WORK TO COMPLETE: Exactly as written, retype the listing below, omitting the pictures.
•••
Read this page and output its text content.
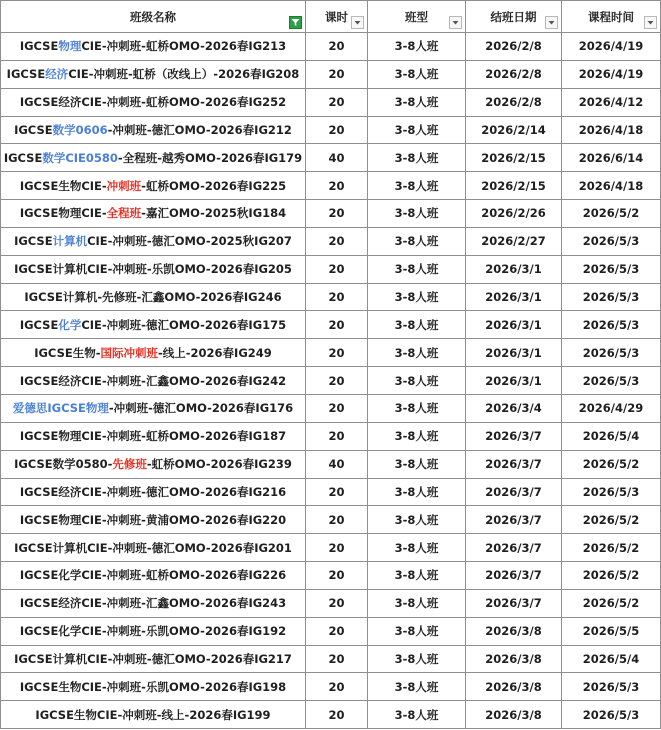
班级名称	课时	班型	结班日期	课程时间

IGCSE物理CIE-冲刺班-虹桥OMO-2026春IG213	20	3-8人班	2026/2/8	2026/4/19
IGCSE经济CIE-冲刺班-虹桥（改线上）-2026春IG208	20	3-8人班	2026/2/8	2026/4/19
IGCSE经济CIE-冲刺班-虹桥OMO-2026春IG252	20	3-8人班	2026/2/8	2026/4/12
IGCSE数学0606-冲刺班-德汇OMO-2026春IG212	20	3-8人班	2026/2/14	2026/4/18
IGCSE数学CIE0580-全程班-越秀OMO-2026春IG179	40	3-8人班	2026/2/15	2026/6/14
IGCSE生物CIE-冲刺班-虹桥OMO-2026春IG225	20	3-8人班	2026/2/15	2026/4/18
IGCSE物理CIE-全程班-嘉汇OMO-2025秋IG184	20	3-8人班	2026/2/26	2026/5/2
IGCSE计算机CIE-冲刺班-德汇OMO-2025秋IG207	20	3-8人班	2026/2/27	2026/5/3
IGCSE计算机CIE-冲刺班-乐凯OMO-2026春IG205	20	3-8人班	2026/3/1	2026/5/3
IGCSE计算机-先修班-汇鑫OMO-2026春IG246	20	3-8人班	2026/3/1	2026/5/3
IGCSE化学CIE-冲刺班-德汇OMO-2026春IG175	20	3-8人班	2026/3/1	2026/5/3
IGCSE生物-国际冲刺班-线上-2026春IG249	20	3-8人班	2026/3/1	2026/5/3
IGCSE经济CIE-冲刺班-汇鑫OMO-2026春IG242	20	3-8人班	2026/3/1	2026/5/3
爱德思IGCSE物理-冲刺班-德汇OMO-2026春IG176	20	3-8人班	2026/3/4	2026/4/29
IGCSE物理CIE-冲刺班-虹桥OMO-2026春IG187	20	3-8人班	2026/3/7	2026/5/4
IGCSE数学0580-先修班-虹桥OMO-2026春IG239	40	3-8人班	2026/3/7	2026/5/2
IGCSE经济CIE-冲刺班-德汇OMO-2026春IG216	20	3-8人班	2026/3/7	2026/5/3
IGCSE物理CIE-冲刺班-黄浦OMO-2026春IG220	20	3-8人班	2026/3/7	2026/5/2
IGCSE计算机CIE-冲刺班-德汇OMO-2026春IG201	20	3-8人班	2026/3/7	2026/5/2
IGCSE化学CIE-冲刺班-虹桥OMO-2026春IG226	20	3-8人班	2026/3/7	2026/5/2
IGCSE经济CIE-冲刺班-汇鑫OMO-2026春IG243	20	3-8人班	2026/3/7	2026/5/2
IGCSE化学CIE-冲刺班-乐凯OMO-2026春IG192	20	3-8人班	2026/3/8	2026/5/5
IGCSE计算机CIE-冲刺班-德汇OMO-2026春IG217	20	3-8人班	2026/3/8	2026/5/4
IGCSE生物CIE-冲刺班-乐凯OMO-2026春IG198	20	3-8人班	2026/3/8	2026/5/3
IGCSE生物CIE-冲刺班-线上-2026春IG199	20	3-8人班	2026/3/8	2026/5/3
•••
EXERCISE RESULT:
Read this page and output its text content.
班级名称	课时	班型	结班日期	课程时间

IGCSE物理CIE-冲刺班-虹桥OMO-2026春IG213	20	3-8人班	2026/2/8	2026/4/19
IGCSE经济CIE-冲刺班-虹桥（改线上）-2026春IG208	20	3-8人班	2026/2/8	2026/4/19
IGCSE经济CIE-冲刺班-虹桥OMO-2026春IG252	20	3-8人班	2026/2/8	2026/4/12
IGCSE数学0606-冲刺班-德汇OMO-2026春IG212	20	3-8人班	2026/2/14	2026/4/18
IGCSE数学CIE0580-全程班-越秀OMO-2026春IG179	40	3-8人班	2026/2/15	2026/6/14
IGCSE生物CIE-冲刺班-虹桥OMO-2026春IG225	20	3-8人班	2026/2/15	2026/4/18
IGCSE物理CIE-全程班-嘉汇OMO-2025秋IG184	20	3-8人班	2026/2/26	2026/5/2
IGCSE计算机CIE-冲刺班-德汇OMO-2025秋IG207	20	3-8人班	2026/2/27	2026/5/3
IGCSE计算机CIE-冲刺班-乐凯OMO-2026春IG205	20	3-8人班	2026/3/1	2026/5/3
IGCSE计算机-先修班-汇鑫OMO-2026春IG246	20	3-8人班	2026/3/1	2026/5/3
IGCSE化学CIE-冲刺班-德汇OMO-2026春IG175	20	3-8人班	2026/3/1	2026/5/3
IGCSE生物-国际冲刺班-线上-2026春IG249	20	3-8人班	2026/3/1	2026/5/3
IGCSE经济CIE-冲刺班-汇鑫OMO-2026春IG242	20	3-8人班	2026/3/1	2026/5/3
爱德思IGCSE物理-冲刺班-德汇OMO-2026春IG176	20	3-8人班	2026/3/4	2026/4/29
IGCSE物理CIE-冲刺班-虹桥OMO-2026春IG187	20	3-8人班	2026/3/7	2026/5/4
IGCSE数学0580-先修班-虹桥OMO-2026春IG239	40	3-8人班	2026/3/7	2026/5/2
IGCSE经济CIE-冲刺班-德汇OMO-2026春IG216	20	3-8人班	2026/3/7	2026/5/3
IGCSE物理CIE-冲刺班-黄浦OMO-2026春IG220	20	3-8人班	2026/3/7	2026/5/2
IGCSE计算机CIE-冲刺班-德汇OMO-2026春IG201	20	3-8人班	2026/3/7	2026/5/2
IGCSE化学CIE-冲刺班-虹桥OMO-2026春IG226	20	3-8人班	2026/3/7	2026/5/2
IGCSE经济CIE-冲刺班-汇鑫OMO-2026春IG243	20	3-8人班	2026/3/7	2026/5/2
IGCSE化学CIE-冲刺班-乐凯OMO-2026春IG192	20	3-8人班	2026/3/8	2026/5/5
IGCSE计算机CIE-冲刺班-德汇OMO-2026春IG217	20	3-8人班	2026/3/8	2026/5/4
IGCSE生物CIE-冲刺班-乐凯OMO-2026春IG198	20	3-8人班	2026/3/8	2026/5/3
IGCSE生物CIE-冲刺班-线上-2026春IG199	20	3-8人班	2026/3/8	2026/5/3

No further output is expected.